►

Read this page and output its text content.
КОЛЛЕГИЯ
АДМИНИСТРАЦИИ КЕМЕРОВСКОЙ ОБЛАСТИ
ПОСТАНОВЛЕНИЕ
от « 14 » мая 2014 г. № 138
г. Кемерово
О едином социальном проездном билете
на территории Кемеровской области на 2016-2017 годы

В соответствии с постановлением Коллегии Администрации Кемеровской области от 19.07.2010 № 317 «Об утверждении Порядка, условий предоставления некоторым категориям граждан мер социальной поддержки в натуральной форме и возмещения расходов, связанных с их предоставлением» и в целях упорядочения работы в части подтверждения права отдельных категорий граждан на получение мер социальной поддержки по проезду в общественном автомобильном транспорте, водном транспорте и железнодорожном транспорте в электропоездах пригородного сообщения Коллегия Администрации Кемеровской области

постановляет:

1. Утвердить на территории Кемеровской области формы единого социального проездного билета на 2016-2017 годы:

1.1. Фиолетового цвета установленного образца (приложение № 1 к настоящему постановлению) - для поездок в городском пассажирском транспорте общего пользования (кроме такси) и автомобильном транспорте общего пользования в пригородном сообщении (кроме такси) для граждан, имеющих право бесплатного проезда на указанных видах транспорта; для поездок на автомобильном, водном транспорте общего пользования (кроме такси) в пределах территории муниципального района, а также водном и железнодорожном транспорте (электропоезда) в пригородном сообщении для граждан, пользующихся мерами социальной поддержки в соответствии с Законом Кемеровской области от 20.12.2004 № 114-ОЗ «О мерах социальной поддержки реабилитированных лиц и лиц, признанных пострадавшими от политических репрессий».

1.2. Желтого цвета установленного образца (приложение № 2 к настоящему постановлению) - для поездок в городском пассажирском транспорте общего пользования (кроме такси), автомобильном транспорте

◄

§ **GOAL**:
Print all of the entries exactly as they are written.

§ **COMPLETE OUTPUT**:
Read this page and output its text content.
КОЛЛЕГИЯ
АДМИНИСТРАЦИИ КЕМЕРОВСКОЙ ОБЛАСТИ
ПОСТАНОВЛЕНИЕ
от « 14 » мая 2014 г. № 138
г. Кемерово
О едином социальном проездном билете
на территории Кемеровской области на 2016-2017 годы

В соответствии с постановлением Коллегии Администрации Кемеровской области от 19.07.2010 № 317 «Об утверждении Порядка, условий предоставления некоторым категориям граждан мер социальной поддержки в натуральной форме и возмещения расходов, связанных с их предоставлением» и в целях упорядочения работы в части подтверждения права отдельных категорий граждан на получение мер социальной поддержки по проезду в общественном автомобильном транспорте, водном транспорте и железнодорожном транспорте в электропоездах пригородного сообщения Коллегия Администрации Кемеровской области

постановляет:

1. Утвердить на территории Кемеровской области формы единого социального проездного билета на 2016-2017 годы:

1.1. Фиолетового цвета установленного образца (приложение № 1 к настоящему постановлению) - для поездок в городском пассажирском транспорте общего пользования (кроме такси) и автомобильном транспорте общего пользования в пригородном сообщении (кроме такси) для граждан, имеющих право бесплатного проезда на указанных видах транспорта; для поездок на автомобильном, водном транспорте общего пользования (кроме такси) в пределах территории муниципального района, а также водном и железнодорожном транспорте (электропоезда) в пригородном сообщении для граждан, пользующихся мерами социальной поддержки в соответствии с Законом Кемеровской области от 20.12.2004 № 114-ОЗ «О мерах социальной поддержки реабилитированных лиц и лиц, признанных пострадавшими от политических репрессий».

1.2. Желтого цвета установленного образца (приложение № 2 к настоящему постановлению) - для поездок в городском пассажирском транспорте общего пользования (кроме такси), автомобильном транспорте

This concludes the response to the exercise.